§ PROBLEM DESCRIPTION:
Determine the number of lines that have the string "particularly" in them, and give only that number.

Rows from a dataset
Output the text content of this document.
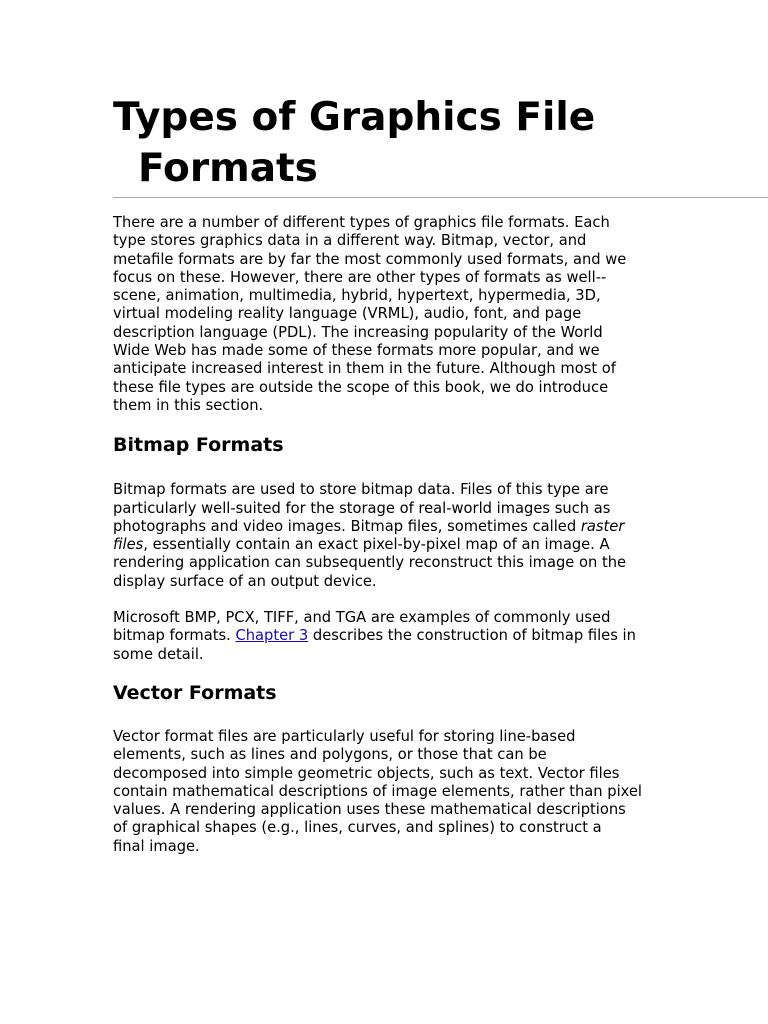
Types of Graphics File
Formats

There are a number of different types of graphics file formats. Each
type stores graphics data in a different way. Bitmap, vector, and
metafile formats are by far the most commonly used formats, and we
focus on these. However, there are other types of formats as well--
scene, animation, multimedia, hybrid, hypertext, hypermedia, 3D,
virtual modeling reality language (VRML), audio, font, and page
description language (PDL). The increasing popularity of the World
Wide Web has made some of these formats more popular, and we
anticipate increased interest in them in the future. Although most of
these file types are outside the scope of this book, we do introduce
them in this section.

Bitmap Formats

Bitmap formats are used to store bitmap data. Files of this type are
particularly well-suited for the storage of real-world images such as
photographs and video images. Bitmap files, sometimes called raster
files, essentially contain an exact pixel-by-pixel map of an image. A
rendering application can subsequently reconstruct this image on the
display surface of an output device.

Microsoft BMP, PCX, TIFF, and TGA are examples of commonly used
bitmap formats. Chapter 3 describes the construction of bitmap files in
some detail.

Vector Formats

Vector format files are particularly useful for storing line-based
elements, such as lines and polygons, or those that can be
decomposed into simple geometric objects, such as text. Vector files
contain mathematical descriptions of image elements, rather than pixel
values. A rendering application uses these mathematical descriptions
of graphical shapes (e.g., lines, curves, and splines) to construct a
final image.
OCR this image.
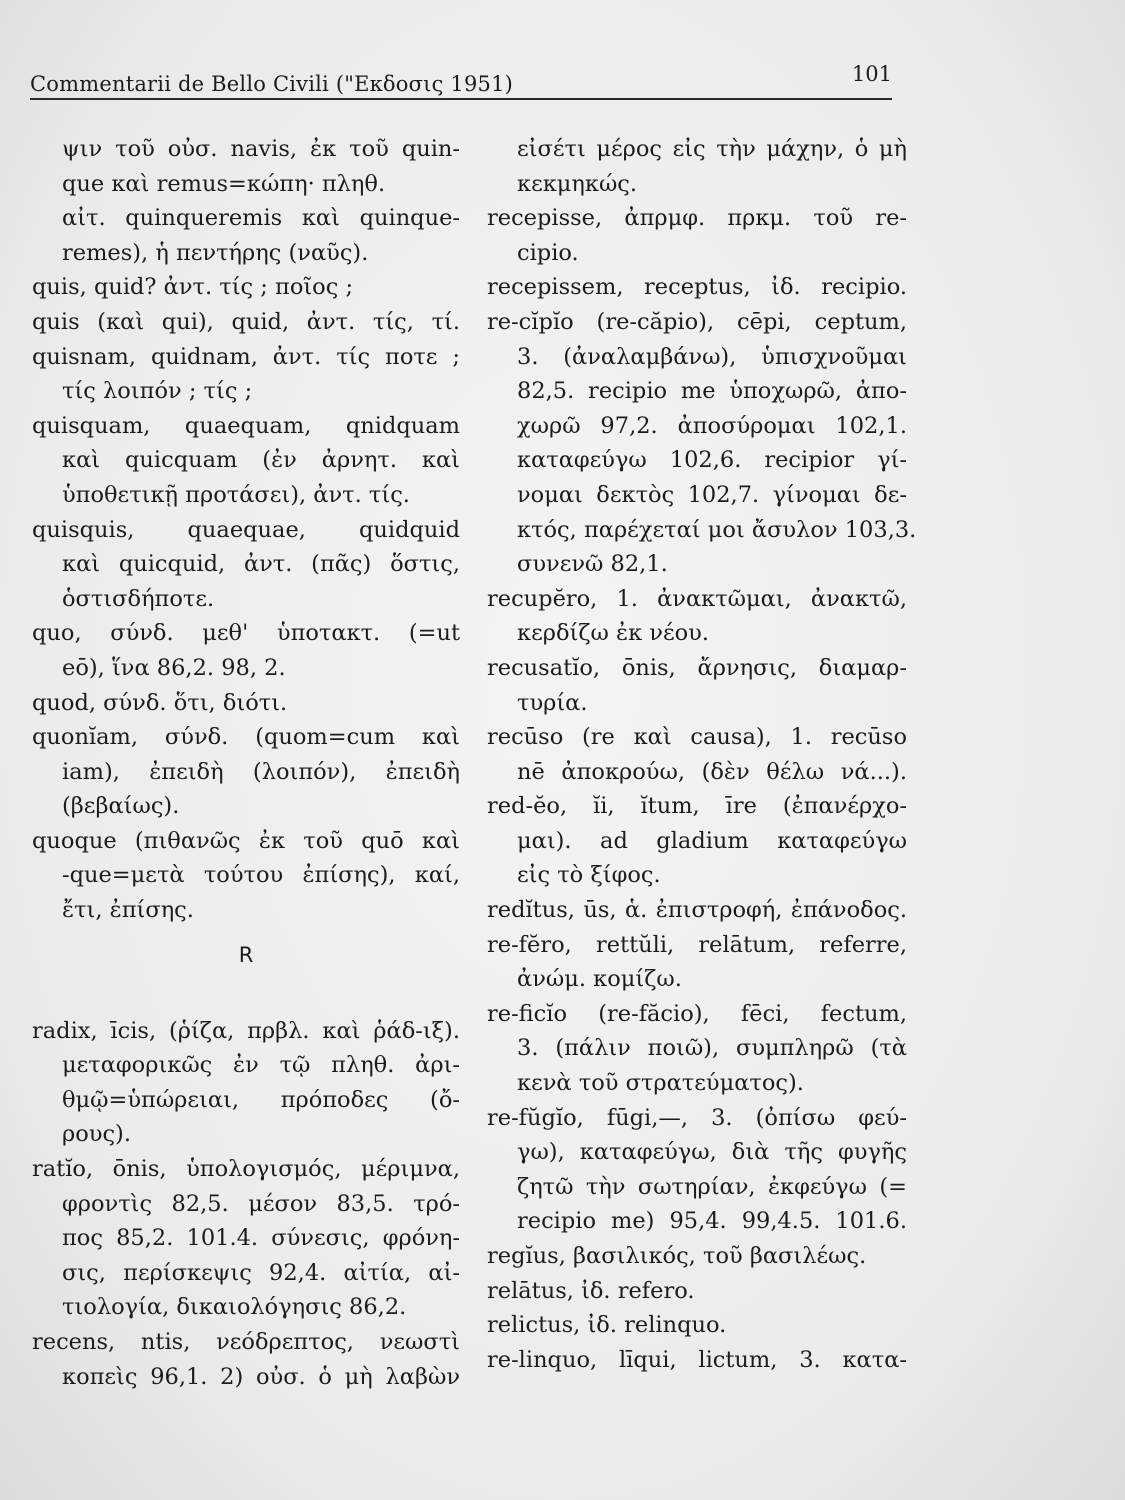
Commentarii de Bello Civili ("Εκδοσις 1951)	101
ψιν τοῦ οὐσ. navis, ἐκ τοῦ quin-
que καὶ remus=κώπη· πληθ.
αἰτ. quinqueremis καὶ quinque-
remes), ἡ πεντήρης (ναῦς).
quis, quid? ἀντ. τίς ; ποῖος ;
quis (καὶ qui), quid, ἀντ. τίς, τί.
quisnam, quidnam, ἀντ. τίς ποτε ;
τίς λοιπόν ; τίς ;
quisquam, quaequam, qnidquam
καὶ quicquam (ἐν ἀρνητ. καὶ
ὑποθετικῇ προτάσει), ἀντ. τίς.
quisquis, quaequae, quidquid
καὶ quicquid, ἀντ. (πᾶς) ὅστις,
ὁστισδήποτε.
quo, σύνδ. μεθ' ὑποτακτ. (=ut
eō), ἵνα 86,2. 98, 2.
quod, σύνδ. ὅτι, διότι.
quonĭam, σύνδ. (quom=cum καὶ
iam), ἐπειδὴ (λοιπόν), ἐπειδὴ
(βεβαίως).
quoque (πιθανῶς ἐκ τοῦ quō καὶ
-que=μετὰ τούτου ἐπίσης), καί,
ἔτι, ἐπίσης.
R
radix, īcis, (ῥίζα, πρβλ. καὶ ῥάδ-ιξ).
μεταφορικῶς ἐν τῷ πληθ. ἀρι-
θμῷ=ὑπώρειαι, πρόποδες (ὄ-
ρους).
ratĭo, ōnis, ὑπολογισμός, μέριμνα,
φροντὶς 82,5. μέσον 83,5. τρό-
πος 85,2. 101.4. σύνεσις, φρόνη-
σις, περίσκεψις 92,4. αἰτία, αἰ-
τιολογία, δικαιολόγησις 86,2.
recens, ntis, νεόδρεπτος, νεωστὶ
κοπεὶς 96,1. 2) οὐσ. ὁ μὴ λαβὼν
εἰσέτι μέρος εἰς τὴν μάχην, ὁ μὴ
κεκμηκώς.
recepisse, ἀπρμφ. πρκμ. τοῦ re-
cipio.
recepissem, receptus, ἰδ. recipio.
re-cĭpĭo (re-căpio), cēpi, ceptum,
3. (ἀναλαμβάνω), ὑπισχνοῦμαι
82,5. recipio me ὑποχωρῶ, ἀπο-
χωρῶ 97,2. ἀποσύρομαι 102,1.
καταφεύγω 102,6. recipior γί-
νομαι δεκτὸς 102,7. γίνομαι δε-
κτός, παρέχεταί μοι ἄσυλον 103,3.
συνενῶ 82,1.
recupĕro, 1. ἀνακτῶμαι, ἀνακτῶ,
κερδίζω ἐκ νέου.
recusatĭo, ōnis, ἄρνησις, διαμαρ-
τυρία.
recūso (re καὶ causa), 1. recūso
nē ἀποκρούω, (δὲν θέλω νά...).
red-ĕo, ĭi, ĭtum, īre (ἐπανέρχο-
μαι). ad gladium καταφεύγω
εἰς τὸ ξίφος.
redĭtus, ūs, ἁ. ἐπιστροφή, ἐπάνοδος.
re-fĕro, rettŭli, relātum, referre,
ἀνώμ. κομίζω.
re-ficĭo (re-făcio), fēci, fectum,
3. (πάλιν ποιῶ), συμπληρῶ (τὰ
κενὰ τοῦ στρατεύματος).
re-fŭgĭo, fūgi,—, 3. (ὀπίσω φεύ-
γω), καταφεύγω, διὰ τῆς φυγῆς
ζητῶ τὴν σωτηρίαν, ἐκφεύγω (=
recipio me) 95,4. 99,4.5. 101.6.
regĭus, βασιλικός, τοῦ βασιλέως.
relātus, ἰδ. refero.
relictus, ἰδ. relinquo.
re-linquo, līqui, lictum, 3. κατα-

§ EXERCISE OUTPUT:
2